── Materials provided ──
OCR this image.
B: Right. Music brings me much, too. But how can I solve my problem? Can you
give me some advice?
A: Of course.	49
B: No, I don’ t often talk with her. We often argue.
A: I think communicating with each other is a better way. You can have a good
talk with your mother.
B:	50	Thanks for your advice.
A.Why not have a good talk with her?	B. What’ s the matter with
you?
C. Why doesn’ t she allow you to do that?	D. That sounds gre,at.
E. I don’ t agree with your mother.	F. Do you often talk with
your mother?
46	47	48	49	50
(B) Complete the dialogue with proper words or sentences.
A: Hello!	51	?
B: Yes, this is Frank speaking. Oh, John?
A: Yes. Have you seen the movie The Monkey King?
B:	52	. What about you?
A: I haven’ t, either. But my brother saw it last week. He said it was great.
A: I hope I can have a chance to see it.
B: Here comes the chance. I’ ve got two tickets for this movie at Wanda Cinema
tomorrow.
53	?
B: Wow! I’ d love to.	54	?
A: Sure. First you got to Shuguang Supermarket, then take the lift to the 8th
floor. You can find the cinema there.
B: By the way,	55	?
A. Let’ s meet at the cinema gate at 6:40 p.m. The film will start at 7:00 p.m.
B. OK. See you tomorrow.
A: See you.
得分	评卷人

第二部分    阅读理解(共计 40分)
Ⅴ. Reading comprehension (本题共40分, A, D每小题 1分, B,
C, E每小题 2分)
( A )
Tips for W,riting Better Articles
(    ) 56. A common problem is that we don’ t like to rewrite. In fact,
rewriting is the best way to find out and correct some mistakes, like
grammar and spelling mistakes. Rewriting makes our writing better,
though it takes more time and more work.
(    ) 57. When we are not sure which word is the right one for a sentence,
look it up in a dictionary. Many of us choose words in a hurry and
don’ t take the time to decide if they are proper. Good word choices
───
* **Task brief**: Where a line contains "talk", copy that line.

* **Written reply**:
B: No, I don’ t often talk with her. We often argue.
talk with your mother.
A.Why not have a good talk with her?	B. What’ s the matter with
E. I don’ t agree with your mother.	F. Do you often talk with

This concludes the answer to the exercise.